§ WHAT YOU ARE ASKED TO DO
Count how many lines below include the string "text", and give that number without anything else.

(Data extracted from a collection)
========
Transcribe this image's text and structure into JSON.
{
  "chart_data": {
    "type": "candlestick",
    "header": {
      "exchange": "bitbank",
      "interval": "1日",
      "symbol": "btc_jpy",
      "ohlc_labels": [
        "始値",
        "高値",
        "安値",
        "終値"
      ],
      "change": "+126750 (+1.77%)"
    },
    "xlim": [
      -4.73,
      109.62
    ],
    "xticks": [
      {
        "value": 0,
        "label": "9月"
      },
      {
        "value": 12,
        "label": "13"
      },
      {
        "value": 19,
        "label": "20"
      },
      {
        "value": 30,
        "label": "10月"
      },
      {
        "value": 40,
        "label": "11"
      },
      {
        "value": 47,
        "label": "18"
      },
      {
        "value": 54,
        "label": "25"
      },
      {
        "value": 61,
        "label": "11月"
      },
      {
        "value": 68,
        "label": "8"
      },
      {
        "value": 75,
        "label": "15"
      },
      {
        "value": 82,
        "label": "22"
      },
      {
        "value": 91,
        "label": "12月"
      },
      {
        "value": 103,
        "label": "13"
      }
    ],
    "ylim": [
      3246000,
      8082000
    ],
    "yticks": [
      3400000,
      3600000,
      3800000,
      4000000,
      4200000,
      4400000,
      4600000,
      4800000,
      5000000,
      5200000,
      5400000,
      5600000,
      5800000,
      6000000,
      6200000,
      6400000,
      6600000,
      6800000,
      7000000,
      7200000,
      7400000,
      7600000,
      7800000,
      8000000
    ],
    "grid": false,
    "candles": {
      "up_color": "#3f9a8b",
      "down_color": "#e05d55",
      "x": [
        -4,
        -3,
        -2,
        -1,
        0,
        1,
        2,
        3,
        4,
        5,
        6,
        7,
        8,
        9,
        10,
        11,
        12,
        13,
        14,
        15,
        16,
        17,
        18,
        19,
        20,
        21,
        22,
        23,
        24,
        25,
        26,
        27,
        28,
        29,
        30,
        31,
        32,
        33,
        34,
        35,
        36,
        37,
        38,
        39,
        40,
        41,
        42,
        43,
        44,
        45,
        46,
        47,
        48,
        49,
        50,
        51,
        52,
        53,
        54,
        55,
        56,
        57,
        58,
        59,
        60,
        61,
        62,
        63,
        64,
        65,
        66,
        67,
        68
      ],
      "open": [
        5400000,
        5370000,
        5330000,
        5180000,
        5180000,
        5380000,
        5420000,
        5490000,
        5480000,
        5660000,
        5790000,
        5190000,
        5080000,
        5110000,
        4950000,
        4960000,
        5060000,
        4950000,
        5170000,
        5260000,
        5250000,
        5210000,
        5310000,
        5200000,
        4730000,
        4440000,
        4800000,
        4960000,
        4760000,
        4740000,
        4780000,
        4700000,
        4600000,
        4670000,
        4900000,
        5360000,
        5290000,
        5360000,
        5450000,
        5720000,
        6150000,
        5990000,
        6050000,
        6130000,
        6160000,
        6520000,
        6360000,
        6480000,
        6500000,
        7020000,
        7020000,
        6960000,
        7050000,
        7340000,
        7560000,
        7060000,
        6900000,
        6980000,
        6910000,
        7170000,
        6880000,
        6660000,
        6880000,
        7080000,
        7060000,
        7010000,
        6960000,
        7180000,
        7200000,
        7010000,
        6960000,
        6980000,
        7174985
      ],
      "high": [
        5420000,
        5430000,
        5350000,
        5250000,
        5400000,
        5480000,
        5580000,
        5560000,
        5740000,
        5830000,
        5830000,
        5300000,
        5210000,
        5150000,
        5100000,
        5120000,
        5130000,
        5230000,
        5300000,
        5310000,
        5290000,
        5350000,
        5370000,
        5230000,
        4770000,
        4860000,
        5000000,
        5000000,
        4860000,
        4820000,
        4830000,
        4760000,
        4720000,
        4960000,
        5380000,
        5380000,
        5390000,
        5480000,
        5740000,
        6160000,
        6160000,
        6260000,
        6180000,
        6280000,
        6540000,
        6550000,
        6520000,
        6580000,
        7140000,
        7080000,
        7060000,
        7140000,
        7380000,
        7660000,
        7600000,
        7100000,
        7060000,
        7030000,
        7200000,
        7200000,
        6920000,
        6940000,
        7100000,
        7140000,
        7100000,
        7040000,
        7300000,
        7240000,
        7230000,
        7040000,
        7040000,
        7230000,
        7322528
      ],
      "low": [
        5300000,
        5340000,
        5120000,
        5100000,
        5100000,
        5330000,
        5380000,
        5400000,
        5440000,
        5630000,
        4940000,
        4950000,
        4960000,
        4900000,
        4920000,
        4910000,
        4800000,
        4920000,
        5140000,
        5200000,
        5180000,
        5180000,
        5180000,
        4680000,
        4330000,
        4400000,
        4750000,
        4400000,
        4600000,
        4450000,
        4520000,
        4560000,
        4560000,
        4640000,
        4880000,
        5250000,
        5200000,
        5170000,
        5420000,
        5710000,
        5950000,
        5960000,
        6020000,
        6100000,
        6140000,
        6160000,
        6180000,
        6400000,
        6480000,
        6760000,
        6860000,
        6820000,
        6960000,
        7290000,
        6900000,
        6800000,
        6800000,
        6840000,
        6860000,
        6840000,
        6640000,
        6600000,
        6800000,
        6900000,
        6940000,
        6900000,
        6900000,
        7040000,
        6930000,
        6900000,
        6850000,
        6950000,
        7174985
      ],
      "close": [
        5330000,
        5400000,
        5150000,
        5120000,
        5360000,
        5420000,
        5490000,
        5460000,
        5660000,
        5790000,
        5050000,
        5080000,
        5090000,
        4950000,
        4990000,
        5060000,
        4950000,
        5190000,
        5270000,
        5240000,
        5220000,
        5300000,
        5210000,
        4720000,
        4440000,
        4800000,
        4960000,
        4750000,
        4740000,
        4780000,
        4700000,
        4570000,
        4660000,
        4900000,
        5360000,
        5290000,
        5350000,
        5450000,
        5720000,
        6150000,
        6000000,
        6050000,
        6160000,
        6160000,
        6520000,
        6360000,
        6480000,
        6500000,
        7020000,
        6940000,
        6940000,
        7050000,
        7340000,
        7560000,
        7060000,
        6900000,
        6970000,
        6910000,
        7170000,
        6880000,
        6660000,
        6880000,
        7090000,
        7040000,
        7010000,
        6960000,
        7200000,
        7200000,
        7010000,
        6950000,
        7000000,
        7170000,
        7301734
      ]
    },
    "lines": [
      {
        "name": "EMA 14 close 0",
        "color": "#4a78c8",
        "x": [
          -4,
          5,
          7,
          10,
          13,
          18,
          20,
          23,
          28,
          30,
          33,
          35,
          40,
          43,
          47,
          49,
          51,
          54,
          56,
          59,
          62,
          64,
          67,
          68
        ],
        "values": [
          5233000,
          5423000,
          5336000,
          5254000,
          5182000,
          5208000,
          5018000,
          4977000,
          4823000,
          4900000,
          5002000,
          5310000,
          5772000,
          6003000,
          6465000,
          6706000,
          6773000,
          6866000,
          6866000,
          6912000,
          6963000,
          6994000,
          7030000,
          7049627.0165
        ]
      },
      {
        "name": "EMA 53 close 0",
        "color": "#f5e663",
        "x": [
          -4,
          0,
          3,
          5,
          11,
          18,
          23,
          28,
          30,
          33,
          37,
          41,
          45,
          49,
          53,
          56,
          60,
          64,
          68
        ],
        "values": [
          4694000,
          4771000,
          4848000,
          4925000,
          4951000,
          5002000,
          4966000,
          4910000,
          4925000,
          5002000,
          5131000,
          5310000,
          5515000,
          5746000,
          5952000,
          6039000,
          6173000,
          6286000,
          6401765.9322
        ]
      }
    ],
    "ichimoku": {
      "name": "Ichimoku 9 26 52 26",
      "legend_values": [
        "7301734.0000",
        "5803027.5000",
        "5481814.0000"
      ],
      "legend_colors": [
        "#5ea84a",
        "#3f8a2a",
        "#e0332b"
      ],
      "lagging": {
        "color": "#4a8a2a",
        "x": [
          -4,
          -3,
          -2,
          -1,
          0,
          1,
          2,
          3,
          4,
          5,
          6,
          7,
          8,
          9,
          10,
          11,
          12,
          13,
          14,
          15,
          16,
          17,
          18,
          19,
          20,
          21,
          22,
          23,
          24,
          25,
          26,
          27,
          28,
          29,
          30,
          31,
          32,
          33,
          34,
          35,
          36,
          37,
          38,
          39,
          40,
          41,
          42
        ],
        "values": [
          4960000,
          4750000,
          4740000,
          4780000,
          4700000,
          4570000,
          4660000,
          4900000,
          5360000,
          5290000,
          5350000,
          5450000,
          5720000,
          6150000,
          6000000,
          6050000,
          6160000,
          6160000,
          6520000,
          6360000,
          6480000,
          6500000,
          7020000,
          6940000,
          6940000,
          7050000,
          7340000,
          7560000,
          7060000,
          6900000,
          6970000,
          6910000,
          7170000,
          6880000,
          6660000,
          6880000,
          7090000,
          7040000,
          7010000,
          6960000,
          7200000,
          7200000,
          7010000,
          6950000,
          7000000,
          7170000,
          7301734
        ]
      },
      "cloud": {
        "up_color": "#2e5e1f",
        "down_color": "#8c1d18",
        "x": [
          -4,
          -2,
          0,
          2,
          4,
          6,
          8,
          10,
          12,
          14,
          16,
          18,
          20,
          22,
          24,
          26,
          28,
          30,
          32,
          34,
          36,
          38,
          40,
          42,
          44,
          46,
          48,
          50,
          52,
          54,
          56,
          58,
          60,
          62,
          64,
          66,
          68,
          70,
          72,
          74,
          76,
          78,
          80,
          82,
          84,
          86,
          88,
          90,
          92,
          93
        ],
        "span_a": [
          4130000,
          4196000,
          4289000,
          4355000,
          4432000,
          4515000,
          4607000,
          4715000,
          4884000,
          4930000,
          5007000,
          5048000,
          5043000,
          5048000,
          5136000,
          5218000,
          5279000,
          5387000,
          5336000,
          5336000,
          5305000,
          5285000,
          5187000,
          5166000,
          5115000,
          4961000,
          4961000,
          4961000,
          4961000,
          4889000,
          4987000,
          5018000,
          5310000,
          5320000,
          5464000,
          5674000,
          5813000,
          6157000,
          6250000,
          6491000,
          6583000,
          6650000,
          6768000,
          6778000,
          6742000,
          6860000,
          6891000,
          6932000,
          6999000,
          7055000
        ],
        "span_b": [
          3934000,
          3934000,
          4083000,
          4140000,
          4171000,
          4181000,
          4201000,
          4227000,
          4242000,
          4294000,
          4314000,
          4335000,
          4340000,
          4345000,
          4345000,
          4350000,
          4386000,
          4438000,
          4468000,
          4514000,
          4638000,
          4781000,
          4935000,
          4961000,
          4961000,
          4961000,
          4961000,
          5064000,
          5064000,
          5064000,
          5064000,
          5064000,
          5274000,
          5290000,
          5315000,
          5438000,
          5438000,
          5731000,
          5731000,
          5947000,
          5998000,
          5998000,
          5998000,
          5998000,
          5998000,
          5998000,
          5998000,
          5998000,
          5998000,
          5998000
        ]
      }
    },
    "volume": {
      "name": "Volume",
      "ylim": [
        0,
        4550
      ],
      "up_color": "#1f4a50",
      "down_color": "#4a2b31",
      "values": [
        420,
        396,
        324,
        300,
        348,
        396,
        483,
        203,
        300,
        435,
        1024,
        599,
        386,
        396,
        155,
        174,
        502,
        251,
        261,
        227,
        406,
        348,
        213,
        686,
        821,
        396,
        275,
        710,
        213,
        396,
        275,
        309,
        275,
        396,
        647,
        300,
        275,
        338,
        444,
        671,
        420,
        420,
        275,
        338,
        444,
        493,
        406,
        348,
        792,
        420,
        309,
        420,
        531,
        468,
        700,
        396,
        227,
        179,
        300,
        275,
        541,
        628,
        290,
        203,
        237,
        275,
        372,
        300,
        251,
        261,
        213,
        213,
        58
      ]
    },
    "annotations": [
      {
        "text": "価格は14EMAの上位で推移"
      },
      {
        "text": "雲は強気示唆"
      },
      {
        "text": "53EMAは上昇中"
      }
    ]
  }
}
========
§ EXERCISE OUTPUT
4